[WHAT TO DO]:
Can you give everything from the start of the material down to the line containing "Point (563, 62, 573, 70)", inclusive, as a JSON list of strings with one string per line and blank lines left out?

[Element position data]
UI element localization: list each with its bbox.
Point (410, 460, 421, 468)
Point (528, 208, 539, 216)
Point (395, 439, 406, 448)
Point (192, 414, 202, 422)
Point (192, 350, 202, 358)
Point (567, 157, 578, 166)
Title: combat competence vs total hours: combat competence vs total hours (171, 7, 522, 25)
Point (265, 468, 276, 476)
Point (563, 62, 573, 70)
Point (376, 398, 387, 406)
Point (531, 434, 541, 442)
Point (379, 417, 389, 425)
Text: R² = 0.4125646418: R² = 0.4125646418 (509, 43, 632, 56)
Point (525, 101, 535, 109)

[FINAL ANSWER]:
[
  "UI element localization: list each with its bbox.",
  "Point (410, 460, 421, 468)",
  "Point (528, 208, 539, 216)",
  "Point (395, 439, 406, 448)",
  "Point (192, 414, 202, 422)",
  "Point (192, 350, 202, 358)",
  "Point (567, 157, 578, 166)",
  "Title: combat competence vs total hours: combat competence vs total hours (171, 7, 522, 25)",
  "Point (265, 468, 276, 476)",
  "Point (563, 62, 573, 70)"
]